Excerpt to read →
PREVENT NETWORK LOOP ON SWITCH

A loop on the network frequently occured. The caused of this is usually when an end user accidentally connects a copper cable both ends to the port of the switch. How do we address this? Is there a way that when the switch identify this connection it will autmotically shut down the ports. Model is Procurve HP 1700 and other 2600 model switches.

 

Thanks.  

13 REPLIES 13
Chrisd131313
Trusted Contributor

Re: PREVENT NETWORK LOOP ON SWITCH

Hi Slimer11,

 

There are two parts to this one. First off, are you running spanning-tree in your environment? Also do you know if your switches support loop-protect?

 

Normally I would setup spanning-tree and make use of bpdu-protection on all device ports (all ports end user devices attach to) and also enable "loop-protect <1-48> receiver-action send-disable."

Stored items

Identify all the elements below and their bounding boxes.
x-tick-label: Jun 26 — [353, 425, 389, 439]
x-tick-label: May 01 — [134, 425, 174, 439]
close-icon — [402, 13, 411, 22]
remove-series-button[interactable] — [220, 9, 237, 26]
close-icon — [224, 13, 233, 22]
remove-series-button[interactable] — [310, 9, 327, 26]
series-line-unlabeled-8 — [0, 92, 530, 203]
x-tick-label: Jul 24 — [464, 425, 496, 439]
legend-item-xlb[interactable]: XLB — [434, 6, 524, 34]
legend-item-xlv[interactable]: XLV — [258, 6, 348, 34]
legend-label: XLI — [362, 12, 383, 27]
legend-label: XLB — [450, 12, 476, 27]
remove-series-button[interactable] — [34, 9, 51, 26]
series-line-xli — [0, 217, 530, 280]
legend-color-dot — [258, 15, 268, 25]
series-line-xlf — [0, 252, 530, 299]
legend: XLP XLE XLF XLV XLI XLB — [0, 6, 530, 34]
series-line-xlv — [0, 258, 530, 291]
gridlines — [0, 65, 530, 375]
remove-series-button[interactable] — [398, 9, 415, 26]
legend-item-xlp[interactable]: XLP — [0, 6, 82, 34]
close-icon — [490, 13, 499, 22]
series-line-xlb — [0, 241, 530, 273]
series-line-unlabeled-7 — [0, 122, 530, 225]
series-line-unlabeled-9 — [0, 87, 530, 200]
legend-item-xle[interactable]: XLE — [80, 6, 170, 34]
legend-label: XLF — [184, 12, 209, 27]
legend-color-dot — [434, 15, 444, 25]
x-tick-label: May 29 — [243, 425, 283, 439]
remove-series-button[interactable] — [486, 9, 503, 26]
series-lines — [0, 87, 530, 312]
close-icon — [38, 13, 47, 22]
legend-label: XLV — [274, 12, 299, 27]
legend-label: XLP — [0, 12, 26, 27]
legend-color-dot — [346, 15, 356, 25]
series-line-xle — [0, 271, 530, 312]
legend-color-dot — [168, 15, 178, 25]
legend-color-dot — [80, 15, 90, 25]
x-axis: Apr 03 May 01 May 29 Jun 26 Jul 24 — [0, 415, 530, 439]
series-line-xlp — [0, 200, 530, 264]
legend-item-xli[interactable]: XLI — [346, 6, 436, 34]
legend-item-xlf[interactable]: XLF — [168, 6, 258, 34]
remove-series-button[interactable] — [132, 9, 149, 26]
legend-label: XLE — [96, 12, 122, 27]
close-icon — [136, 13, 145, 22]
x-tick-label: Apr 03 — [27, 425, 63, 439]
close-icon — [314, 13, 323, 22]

What to do →
[a] Using the forum thread on preventing network loops, write out the passage starting at "Re: PREVENT NETWORK" and ending at "switches support loop-protect?", swapping "spanning-tree" for "STP".
[b] According to the forum thread on preventing network loops, what usually causes the loops on the network?
[c] Extend the forum thread on preventing network loops, picking up right after its last sentence.

Outputs for the tasks →
[a]
Re: PREVENT NETWORK LOOP ON SWITCH

Hi Slimer11,

 

There are two parts to this one. First off, are you running STP in your environment? Also do you know if your switches support loop-protect?

[b] An end user accidentally connects both ends of a copper cable to ports of the switch.

[c]
Utilising bpdu-protection with spanning-tree will disable the port if it receives a spanning-tree bpdu packet on it, i.e. someone has created a loop between two spanning-tre enabled switches. If you have unmanaged switches, or you don't have spanning-tree enabled then HP have developed loop-protect. This protocol sends out loop-protect packets in scheduled intervals (every 5secs I believe) and if the switch receives this packet back it disables the port to stop a broadcast storm from occuring. There are other options like timer delays so you can automatically re-enable the disabled port, but to be honest I would always go down the path of completely disabling the port until the problem is fixed.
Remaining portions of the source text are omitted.